Exercise directions →
Find each line holding the word "color" and give the number of such lines, nothing else.

Provided information →
%%

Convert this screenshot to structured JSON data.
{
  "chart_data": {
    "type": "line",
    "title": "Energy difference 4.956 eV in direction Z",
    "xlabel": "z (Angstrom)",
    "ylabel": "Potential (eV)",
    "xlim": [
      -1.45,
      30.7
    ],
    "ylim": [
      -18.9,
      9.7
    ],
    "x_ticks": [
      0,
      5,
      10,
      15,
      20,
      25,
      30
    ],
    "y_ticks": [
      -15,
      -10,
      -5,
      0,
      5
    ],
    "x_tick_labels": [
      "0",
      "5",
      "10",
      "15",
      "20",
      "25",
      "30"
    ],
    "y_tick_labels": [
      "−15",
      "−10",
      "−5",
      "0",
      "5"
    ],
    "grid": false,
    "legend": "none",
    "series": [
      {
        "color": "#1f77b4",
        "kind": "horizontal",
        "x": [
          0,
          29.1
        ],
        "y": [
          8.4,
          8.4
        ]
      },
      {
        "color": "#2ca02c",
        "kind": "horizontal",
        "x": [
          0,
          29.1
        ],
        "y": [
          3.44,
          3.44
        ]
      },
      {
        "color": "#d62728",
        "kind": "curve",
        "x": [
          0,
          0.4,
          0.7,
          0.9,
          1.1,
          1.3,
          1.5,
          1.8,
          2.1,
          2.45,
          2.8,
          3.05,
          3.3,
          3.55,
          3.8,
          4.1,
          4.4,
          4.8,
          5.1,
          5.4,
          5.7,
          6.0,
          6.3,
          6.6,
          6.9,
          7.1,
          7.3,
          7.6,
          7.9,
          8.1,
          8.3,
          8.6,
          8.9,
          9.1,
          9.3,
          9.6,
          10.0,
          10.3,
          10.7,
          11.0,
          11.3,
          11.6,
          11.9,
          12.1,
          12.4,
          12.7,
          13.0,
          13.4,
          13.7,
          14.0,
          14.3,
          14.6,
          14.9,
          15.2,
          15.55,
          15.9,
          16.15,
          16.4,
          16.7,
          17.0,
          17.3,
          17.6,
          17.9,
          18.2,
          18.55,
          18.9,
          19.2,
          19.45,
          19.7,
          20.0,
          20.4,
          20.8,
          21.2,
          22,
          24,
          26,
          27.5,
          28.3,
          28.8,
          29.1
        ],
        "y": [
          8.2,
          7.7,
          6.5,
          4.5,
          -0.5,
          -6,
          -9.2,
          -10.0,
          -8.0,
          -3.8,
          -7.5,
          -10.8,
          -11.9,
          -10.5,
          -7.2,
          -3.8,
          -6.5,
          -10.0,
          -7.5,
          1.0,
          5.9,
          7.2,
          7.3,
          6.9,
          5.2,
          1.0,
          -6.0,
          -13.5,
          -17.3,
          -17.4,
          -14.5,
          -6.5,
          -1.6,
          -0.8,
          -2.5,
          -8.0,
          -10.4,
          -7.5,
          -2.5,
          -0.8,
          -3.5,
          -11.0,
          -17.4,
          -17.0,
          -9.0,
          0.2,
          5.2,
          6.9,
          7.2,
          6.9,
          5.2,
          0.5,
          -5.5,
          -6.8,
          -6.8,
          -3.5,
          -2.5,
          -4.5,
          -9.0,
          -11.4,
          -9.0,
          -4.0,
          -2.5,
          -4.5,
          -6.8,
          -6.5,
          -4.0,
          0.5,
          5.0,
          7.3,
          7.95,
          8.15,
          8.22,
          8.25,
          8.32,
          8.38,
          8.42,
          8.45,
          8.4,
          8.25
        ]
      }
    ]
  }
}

%%

Final answer →
3